- _Problem_
Wherever a line holds the string "color", copy that line.

Records from a collection of figures:
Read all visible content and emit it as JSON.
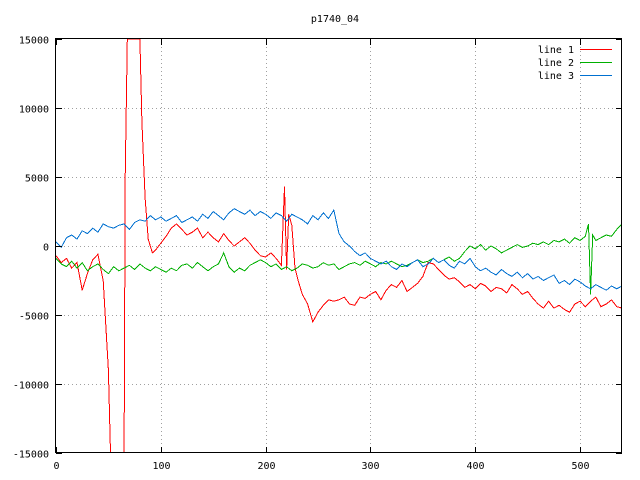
{
  "chart_data": {
    "type": "line",
    "title": "p1740_04",
    "xlabel": "",
    "ylabel": "",
    "xlim": [
      0,
      540
    ],
    "ylim": [
      -15000,
      15000
    ],
    "x_ticks": [
      0,
      100,
      200,
      300,
      400,
      500
    ],
    "y_ticks": [
      -15000,
      -10000,
      -5000,
      0,
      5000,
      10000,
      15000
    ],
    "grid": true,
    "legend_position": "top-right",
    "series": [
      {
        "name": "line 1",
        "color": "#ff0000",
        "x": [
          0,
          5,
          10,
          15,
          20,
          25,
          30,
          35,
          40,
          45,
          50,
          52,
          55,
          60,
          65,
          66,
          68,
          70,
          75,
          80,
          82,
          85,
          88,
          92,
          95,
          100,
          105,
          110,
          115,
          120,
          125,
          130,
          135,
          140,
          145,
          150,
          155,
          160,
          165,
          170,
          175,
          180,
          185,
          190,
          195,
          200,
          205,
          210,
          215,
          218,
          220,
          222,
          225,
          228,
          231,
          235,
          240,
          245,
          250,
          255,
          260,
          265,
          270,
          275,
          280,
          285,
          290,
          295,
          300,
          305,
          310,
          315,
          320,
          325,
          330,
          335,
          340,
          345,
          350,
          355,
          360,
          365,
          370,
          375,
          380,
          385,
          390,
          395,
          400,
          405,
          410,
          415,
          420,
          425,
          430,
          435,
          440,
          445,
          450,
          455,
          460,
          465,
          470,
          475,
          480,
          485,
          490,
          495,
          500,
          505,
          510,
          515,
          520,
          525,
          530,
          535,
          540
        ],
        "values": [
          -700,
          -1200,
          -900,
          -1600,
          -1200,
          -3200,
          -2000,
          -1000,
          -600,
          -2500,
          -9000,
          -15000,
          -15000,
          -15000,
          -15000,
          5000,
          15000,
          15000,
          15000,
          15000,
          9000,
          3500,
          500,
          -500,
          -300,
          200,
          700,
          1300,
          1600,
          1200,
          800,
          1000,
          1300,
          600,
          1000,
          600,
          300,
          900,
          400,
          0,
          300,
          600,
          200,
          -300,
          -700,
          -800,
          -500,
          -900,
          -1400,
          4300,
          -1700,
          2300,
          1500,
          -1600,
          -2500,
          -3500,
          -4200,
          -5500,
          -4800,
          -4300,
          -3900,
          -4000,
          -3900,
          -3700,
          -4200,
          -4300,
          -3700,
          -3800,
          -3500,
          -3300,
          -3900,
          -3200,
          -2800,
          -3000,
          -2500,
          -3300,
          -3000,
          -2700,
          -2200,
          -1200,
          -1300,
          -1700,
          -2100,
          -2400,
          -2300,
          -2600,
          -3000,
          -2800,
          -3100,
          -2700,
          -2900,
          -3300,
          -3000,
          -3100,
          -3400,
          -2800,
          -3100,
          -3500,
          -3300,
          -3800,
          -4200,
          -4500,
          -4000,
          -4500,
          -4300,
          -4600,
          -4800,
          -4200,
          -4000,
          -4400,
          -4000,
          -3700,
          -4400,
          -4200,
          -3900,
          -4400,
          -4500
        ]
      },
      {
        "name": "line 2",
        "color": "#00b000",
        "x": [
          0,
          5,
          10,
          15,
          20,
          25,
          30,
          35,
          40,
          45,
          50,
          55,
          60,
          65,
          70,
          75,
          80,
          85,
          90,
          95,
          100,
          105,
          110,
          115,
          120,
          125,
          130,
          135,
          140,
          145,
          150,
          155,
          160,
          165,
          170,
          175,
          180,
          185,
          190,
          195,
          200,
          205,
          210,
          215,
          220,
          225,
          230,
          235,
          240,
          245,
          250,
          255,
          260,
          265,
          270,
          275,
          280,
          285,
          290,
          295,
          300,
          305,
          310,
          315,
          320,
          325,
          330,
          335,
          340,
          345,
          350,
          355,
          360,
          365,
          370,
          375,
          380,
          385,
          390,
          395,
          400,
          405,
          410,
          415,
          420,
          425,
          430,
          435,
          440,
          445,
          450,
          455,
          460,
          465,
          470,
          475,
          480,
          485,
          490,
          495,
          500,
          505,
          508,
          510,
          512,
          515,
          520,
          525,
          530,
          535,
          540
        ],
        "values": [
          -900,
          -1300,
          -1500,
          -1100,
          -1600,
          -1200,
          -1800,
          -1500,
          -1300,
          -1700,
          -2000,
          -1500,
          -1800,
          -1600,
          -1400,
          -1700,
          -1300,
          -1600,
          -1800,
          -1500,
          -1700,
          -1900,
          -1600,
          -1800,
          -1400,
          -1300,
          -1600,
          -1200,
          -1500,
          -1800,
          -1500,
          -1300,
          -500,
          -1500,
          -1900,
          -1600,
          -1800,
          -1400,
          -1200,
          -1000,
          -1200,
          -1500,
          -1300,
          -1700,
          -1500,
          -1800,
          -1600,
          -1300,
          -1400,
          -1600,
          -1500,
          -1200,
          -1400,
          -1300,
          -1700,
          -1500,
          -1300,
          -1200,
          -1400,
          -1100,
          -1300,
          -1500,
          -1200,
          -1300,
          -1100,
          -1300,
          -1500,
          -1400,
          -1200,
          -1000,
          -1200,
          -1100,
          -900,
          -1200,
          -1000,
          -800,
          -1100,
          -900,
          -400,
          0,
          -200,
          100,
          -300,
          0,
          -200,
          -500,
          -300,
          -100,
          100,
          -100,
          0,
          200,
          100,
          300,
          100,
          400,
          300,
          500,
          200,
          600,
          400,
          700,
          1600,
          -3500,
          800,
          400,
          600,
          800,
          700,
          1200,
          1600
        ]
      },
      {
        "name": "line 3",
        "color": "#0070d0",
        "x": [
          0,
          5,
          10,
          15,
          20,
          25,
          30,
          35,
          40,
          45,
          50,
          55,
          60,
          65,
          70,
          75,
          80,
          85,
          90,
          95,
          100,
          105,
          110,
          115,
          120,
          125,
          130,
          135,
          140,
          145,
          150,
          155,
          160,
          165,
          170,
          175,
          180,
          185,
          190,
          195,
          200,
          205,
          210,
          215,
          220,
          225,
          230,
          235,
          240,
          245,
          250,
          255,
          260,
          265,
          270,
          275,
          280,
          285,
          290,
          295,
          300,
          305,
          310,
          315,
          320,
          325,
          330,
          335,
          340,
          345,
          350,
          355,
          360,
          365,
          370,
          375,
          380,
          385,
          390,
          395,
          400,
          405,
          410,
          415,
          420,
          425,
          430,
          435,
          440,
          445,
          450,
          455,
          460,
          465,
          470,
          475,
          480,
          485,
          490,
          495,
          500,
          505,
          510,
          515,
          520,
          525,
          530,
          535,
          540
        ],
        "values": [
          300,
          -100,
          600,
          800,
          500,
          1100,
          900,
          1300,
          1000,
          1600,
          1400,
          1300,
          1500,
          1600,
          1200,
          1700,
          1900,
          1800,
          2200,
          1900,
          2100,
          1800,
          2000,
          2200,
          1700,
          1900,
          2100,
          1800,
          2300,
          2000,
          2500,
          2200,
          1900,
          2400,
          2700,
          2500,
          2300,
          2600,
          2200,
          2500,
          2300,
          2000,
          2400,
          2200,
          1800,
          2300,
          2100,
          1900,
          1600,
          2200,
          1900,
          2400,
          2000,
          2600,
          900,
          300,
          0,
          -400,
          -700,
          -500,
          -900,
          -1100,
          -1300,
          -1100,
          -1500,
          -1700,
          -1300,
          -1500,
          -1200,
          -1000,
          -1500,
          -1300,
          -900,
          -1200,
          -1000,
          -1400,
          -1600,
          -1100,
          -1300,
          -900,
          -1500,
          -1800,
          -1600,
          -1900,
          -2100,
          -1700,
          -2000,
          -2200,
          -1900,
          -2300,
          -2000,
          -2400,
          -2200,
          -2500,
          -2300,
          -2100,
          -2700,
          -2500,
          -2800,
          -2400,
          -2600,
          -2900,
          -3100,
          -2800,
          -3000,
          -3200,
          -2900,
          -3100,
          -2900
        ]
      }
    ]
  }
}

- _The reply_
        "color": "#ff0000",
        "color": "#00b000",
        "color": "#0070d0",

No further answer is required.